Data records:
---

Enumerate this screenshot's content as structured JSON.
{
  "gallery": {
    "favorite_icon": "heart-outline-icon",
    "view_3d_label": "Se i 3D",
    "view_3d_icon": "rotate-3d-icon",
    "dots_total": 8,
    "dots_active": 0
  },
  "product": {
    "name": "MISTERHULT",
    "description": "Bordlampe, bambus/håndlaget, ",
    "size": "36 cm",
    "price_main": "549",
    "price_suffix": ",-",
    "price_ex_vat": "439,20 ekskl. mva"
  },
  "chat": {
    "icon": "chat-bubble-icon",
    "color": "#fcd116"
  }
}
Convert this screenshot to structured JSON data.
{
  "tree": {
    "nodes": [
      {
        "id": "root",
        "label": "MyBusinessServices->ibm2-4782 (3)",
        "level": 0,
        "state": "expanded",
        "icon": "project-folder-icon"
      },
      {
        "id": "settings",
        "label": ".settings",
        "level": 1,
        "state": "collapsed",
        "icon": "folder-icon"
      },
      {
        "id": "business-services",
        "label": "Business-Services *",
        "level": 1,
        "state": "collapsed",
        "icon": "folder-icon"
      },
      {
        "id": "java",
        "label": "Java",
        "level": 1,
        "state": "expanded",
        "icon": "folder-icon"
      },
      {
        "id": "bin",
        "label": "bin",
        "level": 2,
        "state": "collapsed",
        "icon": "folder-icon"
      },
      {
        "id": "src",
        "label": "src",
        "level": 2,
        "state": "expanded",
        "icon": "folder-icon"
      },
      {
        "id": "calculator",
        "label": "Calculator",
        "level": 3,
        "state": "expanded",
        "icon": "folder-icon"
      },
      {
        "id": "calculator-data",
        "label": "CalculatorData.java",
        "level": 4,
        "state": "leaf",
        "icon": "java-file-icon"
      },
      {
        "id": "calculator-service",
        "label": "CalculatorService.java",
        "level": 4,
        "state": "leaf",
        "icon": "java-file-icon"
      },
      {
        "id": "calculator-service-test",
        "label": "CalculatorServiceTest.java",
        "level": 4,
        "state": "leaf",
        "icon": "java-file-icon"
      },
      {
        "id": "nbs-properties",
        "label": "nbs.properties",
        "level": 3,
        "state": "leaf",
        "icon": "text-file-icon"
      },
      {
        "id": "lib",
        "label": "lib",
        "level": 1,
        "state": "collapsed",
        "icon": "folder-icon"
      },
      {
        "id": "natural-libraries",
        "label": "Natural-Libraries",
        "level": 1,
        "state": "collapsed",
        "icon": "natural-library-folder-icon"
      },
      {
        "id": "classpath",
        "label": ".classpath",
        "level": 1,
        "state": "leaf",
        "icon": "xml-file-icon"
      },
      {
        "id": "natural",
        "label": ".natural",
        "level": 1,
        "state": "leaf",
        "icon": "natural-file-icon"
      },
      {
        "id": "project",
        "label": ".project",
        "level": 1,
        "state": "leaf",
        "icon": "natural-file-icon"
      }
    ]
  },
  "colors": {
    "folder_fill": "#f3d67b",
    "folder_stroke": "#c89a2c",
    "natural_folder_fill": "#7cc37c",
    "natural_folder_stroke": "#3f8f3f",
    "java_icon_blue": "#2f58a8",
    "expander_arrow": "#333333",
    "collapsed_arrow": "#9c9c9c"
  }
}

---

• [Exercise task]
Every record should be repeated exactly; please leave none out.

• [Complete output]
Enumerate this screenshot's content as structured JSON.
{
  "gallery": {
    "favorite_icon": "heart-outline-icon",
    "view_3d_label": "Se i 3D",
    "view_3d_icon": "rotate-3d-icon",
    "dots_total": 8,
    "dots_active": 0
  },
  "product": {
    "name": "MISTERHULT",
    "description": "Bordlampe, bambus/håndlaget, ",
    "size": "36 cm",
    "price_main": "549",
    "price_suffix": ",-",
    "price_ex_vat": "439,20 ekskl. mva"
  },
  "chat": {
    "icon": "chat-bubble-icon",
    "color": "#fcd116"
  }
}
Convert this screenshot to structured JSON data.
{
  "tree": {
    "nodes": [
      {
        "id": "root",
        "label": "MyBusinessServices->ibm2-4782 (3)",
        "level": 0,
        "state": "expanded",
        "icon": "project-folder-icon"
      },
      {
        "id": "settings",
        "label": ".settings",
        "level": 1,
        "state": "collapsed",
        "icon": "folder-icon"
      },
      {
        "id": "business-services",
        "label": "Business-Services *",
        "level": 1,
        "state": "collapsed",
        "icon": "folder-icon"
      },
      {
        "id": "java",
        "label": "Java",
        "level": 1,
        "state": "expanded",
        "icon": "folder-icon"
      },
      {
        "id": "bin",
        "label": "bin",
        "level": 2,
        "state": "collapsed",
        "icon": "folder-icon"
      },
      {
        "id": "src",
        "label": "src",
        "level": 2,
        "state": "expanded",
        "icon": "folder-icon"
      },
      {
        "id": "calculator",
        "label": "Calculator",
        "level": 3,
        "state": "expanded",
        "icon": "folder-icon"
      },
      {
        "id": "calculator-data",
        "label": "CalculatorData.java",
        "level": 4,
        "state": "leaf",
        "icon": "java-file-icon"
      },
      {
        "id": "calculator-service",
        "label": "CalculatorService.java",
        "level": 4,
        "state": "leaf",
        "icon": "java-file-icon"
      },
      {
        "id": "calculator-service-test",
        "label": "CalculatorServiceTest.java",
        "level": 4,
        "state": "leaf",
        "icon": "java-file-icon"
      },
      {
        "id": "nbs-properties",
        "label": "nbs.properties",
        "level": 3,
        "state": "leaf",
        "icon": "text-file-icon"
      },
      {
        "id": "lib",
        "label": "lib",
        "level": 1,
        "state": "collapsed",
        "icon": "folder-icon"
      },
      {
        "id": "natural-libraries",
        "label": "Natural-Libraries",
        "level": 1,
        "state": "collapsed",
        "icon": "natural-library-folder-icon"
      },
      {
        "id": "classpath",
        "label": ".classpath",
        "level": 1,
        "state": "leaf",
        "icon": "xml-file-icon"
      },
      {
        "id": "natural",
        "label": ".natural",
        "level": 1,
        "state": "leaf",
        "icon": "natural-file-icon"
      },
      {
        "id": "project",
        "label": ".project",
        "level": 1,
        "state": "leaf",
        "icon": "natural-file-icon"
      }
    ]
  },
  "colors": {
    "folder_fill": "#f3d67b",
    "folder_stroke": "#c89a2c",
    "natural_folder_fill": "#7cc37c",
    "natural_folder_stroke": "#3f8f3f",
    "java_icon_blue": "#2f58a8",
    "expander_arrow": "#333333",
    "collapsed_arrow": "#9c9c9c"
  }
}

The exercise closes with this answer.